_INSTRUCTION:_
Can you transcribe every record below exactly as it appears?

[Stored entries]
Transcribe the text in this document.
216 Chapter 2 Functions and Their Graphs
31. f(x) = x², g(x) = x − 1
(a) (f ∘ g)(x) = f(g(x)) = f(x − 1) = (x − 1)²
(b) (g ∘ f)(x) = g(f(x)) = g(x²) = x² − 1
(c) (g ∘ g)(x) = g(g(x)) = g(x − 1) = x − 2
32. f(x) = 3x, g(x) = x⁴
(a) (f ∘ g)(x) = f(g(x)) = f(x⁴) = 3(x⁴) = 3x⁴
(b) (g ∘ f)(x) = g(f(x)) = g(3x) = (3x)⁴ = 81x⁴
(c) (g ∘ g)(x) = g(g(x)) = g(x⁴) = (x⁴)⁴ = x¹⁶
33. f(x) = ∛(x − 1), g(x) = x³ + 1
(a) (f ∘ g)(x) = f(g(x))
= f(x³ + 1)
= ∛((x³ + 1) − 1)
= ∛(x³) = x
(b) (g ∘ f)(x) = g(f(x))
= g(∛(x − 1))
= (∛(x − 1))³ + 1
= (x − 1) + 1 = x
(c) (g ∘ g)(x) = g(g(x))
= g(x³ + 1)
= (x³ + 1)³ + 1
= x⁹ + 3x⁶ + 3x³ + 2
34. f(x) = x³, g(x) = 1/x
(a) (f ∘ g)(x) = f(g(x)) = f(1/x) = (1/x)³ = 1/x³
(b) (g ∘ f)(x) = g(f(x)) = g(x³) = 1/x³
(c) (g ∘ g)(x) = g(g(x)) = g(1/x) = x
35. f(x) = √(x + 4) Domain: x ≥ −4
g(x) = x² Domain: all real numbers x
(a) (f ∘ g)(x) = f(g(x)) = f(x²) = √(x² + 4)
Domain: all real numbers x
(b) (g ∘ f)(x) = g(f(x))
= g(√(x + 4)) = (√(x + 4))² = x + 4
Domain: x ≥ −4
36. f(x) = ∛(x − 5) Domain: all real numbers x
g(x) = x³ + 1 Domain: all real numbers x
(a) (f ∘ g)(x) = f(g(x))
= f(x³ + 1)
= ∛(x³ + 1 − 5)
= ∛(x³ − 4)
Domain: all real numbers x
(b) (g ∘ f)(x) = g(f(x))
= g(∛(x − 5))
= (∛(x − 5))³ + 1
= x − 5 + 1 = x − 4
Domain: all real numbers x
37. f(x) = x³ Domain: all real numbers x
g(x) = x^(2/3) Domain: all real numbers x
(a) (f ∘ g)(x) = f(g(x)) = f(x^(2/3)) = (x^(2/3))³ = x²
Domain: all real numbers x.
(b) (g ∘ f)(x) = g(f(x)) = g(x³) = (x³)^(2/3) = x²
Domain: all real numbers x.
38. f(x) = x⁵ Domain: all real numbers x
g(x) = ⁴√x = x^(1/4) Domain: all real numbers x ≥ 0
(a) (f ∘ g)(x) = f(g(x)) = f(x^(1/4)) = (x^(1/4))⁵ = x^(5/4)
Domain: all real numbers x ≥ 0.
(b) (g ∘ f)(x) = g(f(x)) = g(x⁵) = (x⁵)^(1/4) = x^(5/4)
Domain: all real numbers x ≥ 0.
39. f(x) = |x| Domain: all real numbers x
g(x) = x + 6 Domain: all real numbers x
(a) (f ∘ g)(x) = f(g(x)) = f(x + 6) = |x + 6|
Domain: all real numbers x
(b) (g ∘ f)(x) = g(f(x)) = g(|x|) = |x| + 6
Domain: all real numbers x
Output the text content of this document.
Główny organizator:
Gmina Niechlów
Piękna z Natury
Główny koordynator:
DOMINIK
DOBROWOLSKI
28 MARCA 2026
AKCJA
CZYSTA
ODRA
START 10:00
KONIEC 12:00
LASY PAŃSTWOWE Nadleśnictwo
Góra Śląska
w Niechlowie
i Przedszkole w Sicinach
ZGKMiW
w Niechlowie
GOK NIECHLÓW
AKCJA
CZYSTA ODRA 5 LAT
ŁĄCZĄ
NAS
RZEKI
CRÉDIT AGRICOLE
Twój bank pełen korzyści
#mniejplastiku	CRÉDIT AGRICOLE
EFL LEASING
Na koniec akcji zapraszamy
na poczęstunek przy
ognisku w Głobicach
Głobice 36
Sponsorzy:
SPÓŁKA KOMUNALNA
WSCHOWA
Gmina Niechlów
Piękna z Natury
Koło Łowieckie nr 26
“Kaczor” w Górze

_COMPLETE RESPONSE:_
Transcribe the text in this document.
216 Chapter 2 Functions and Their Graphs
31. f(x) = x², g(x) = x − 1
(a) (f ∘ g)(x) = f(g(x)) = f(x − 1) = (x − 1)²
(b) (g ∘ f)(x) = g(f(x)) = g(x²) = x² − 1
(c) (g ∘ g)(x) = g(g(x)) = g(x − 1) = x − 2
32. f(x) = 3x, g(x) = x⁴
(a) (f ∘ g)(x) = f(g(x)) = f(x⁴) = 3(x⁴) = 3x⁴
(b) (g ∘ f)(x) = g(f(x)) = g(3x) = (3x)⁴ = 81x⁴
(c) (g ∘ g)(x) = g(g(x)) = g(x⁴) = (x⁴)⁴ = x¹⁶
33. f(x) = ∛(x − 1), g(x) = x³ + 1
(a) (f ∘ g)(x) = f(g(x))
= f(x³ + 1)
= ∛((x³ + 1) − 1)
= ∛(x³) = x
(b) (g ∘ f)(x) = g(f(x))
= g(∛(x − 1))
= (∛(x − 1))³ + 1
= (x − 1) + 1 = x
(c) (g ∘ g)(x) = g(g(x))
= g(x³ + 1)
= (x³ + 1)³ + 1
= x⁹ + 3x⁶ + 3x³ + 2
34. f(x) = x³, g(x) = 1/x
(a) (f ∘ g)(x) = f(g(x)) = f(1/x) = (1/x)³ = 1/x³
(b) (g ∘ f)(x) = g(f(x)) = g(x³) = 1/x³
(c) (g ∘ g)(x) = g(g(x)) = g(1/x) = x
35. f(x) = √(x + 4) Domain: x ≥ −4
g(x) = x² Domain: all real numbers x
(a) (f ∘ g)(x) = f(g(x)) = f(x²) = √(x² + 4)
Domain: all real numbers x
(b) (g ∘ f)(x) = g(f(x))
= g(√(x + 4)) = (√(x + 4))² = x + 4
Domain: x ≥ −4
36. f(x) = ∛(x − 5) Domain: all real numbers x
g(x) = x³ + 1 Domain: all real numbers x
(a) (f ∘ g)(x) = f(g(x))
= f(x³ + 1)
= ∛(x³ + 1 − 5)
= ∛(x³ − 4)
Domain: all real numbers x
(b) (g ∘ f)(x) = g(f(x))
= g(∛(x − 5))
= (∛(x − 5))³ + 1
= x − 5 + 1 = x − 4
Domain: all real numbers x
37. f(x) = x³ Domain: all real numbers x
g(x) = x^(2/3) Domain: all real numbers x
(a) (f ∘ g)(x) = f(g(x)) = f(x^(2/3)) = (x^(2/3))³ = x²
Domain: all real numbers x.
(b) (g ∘ f)(x) = g(f(x)) = g(x³) = (x³)^(2/3) = x²
Domain: all real numbers x.
38. f(x) = x⁵ Domain: all real numbers x
g(x) = ⁴√x = x^(1/4) Domain: all real numbers x ≥ 0
(a) (f ∘ g)(x) = f(g(x)) = f(x^(1/4)) = (x^(1/4))⁵ = x^(5/4)
Domain: all real numbers x ≥ 0.
(b) (g ∘ f)(x) = g(f(x)) = g(x⁵) = (x⁵)^(1/4) = x^(5/4)
Domain: all real numbers x ≥ 0.
39. f(x) = |x| Domain: all real numbers x
g(x) = x + 6 Domain: all real numbers x
(a) (f ∘ g)(x) = f(g(x)) = f(x + 6) = |x + 6|
Domain: all real numbers x
(b) (g ∘ f)(x) = g(f(x)) = g(|x|) = |x| + 6
Domain: all real numbers x
Output the text content of this document.
Główny organizator:
Gmina Niechlów
Piękna z Natury
Główny koordynator:
DOMINIK
DOBROWOLSKI
28 MARCA 2026
AKCJA
CZYSTA
ODRA
START 10:00
KONIEC 12:00
LASY PAŃSTWOWE Nadleśnictwo
Góra Śląska
w Niechlowie
i Przedszkole w Sicinach
ZGKMiW
w Niechlowie
GOK NIECHLÓW
AKCJA
CZYSTA ODRA 5 LAT
ŁĄCZĄ
NAS
RZEKI
CRÉDIT AGRICOLE
Twój bank pełen korzyści
#mniejplastiku	CRÉDIT AGRICOLE
EFL LEASING
Na koniec akcji zapraszamy
na poczęstunek przy
ognisku w Głobicach
Głobice 36
Sponsorzy:
SPÓŁKA KOMUNALNA
WSCHOWA
Gmina Niechlów
Piękna z Natury
Koło Łowieckie nr 26
“Kaczor” w Górze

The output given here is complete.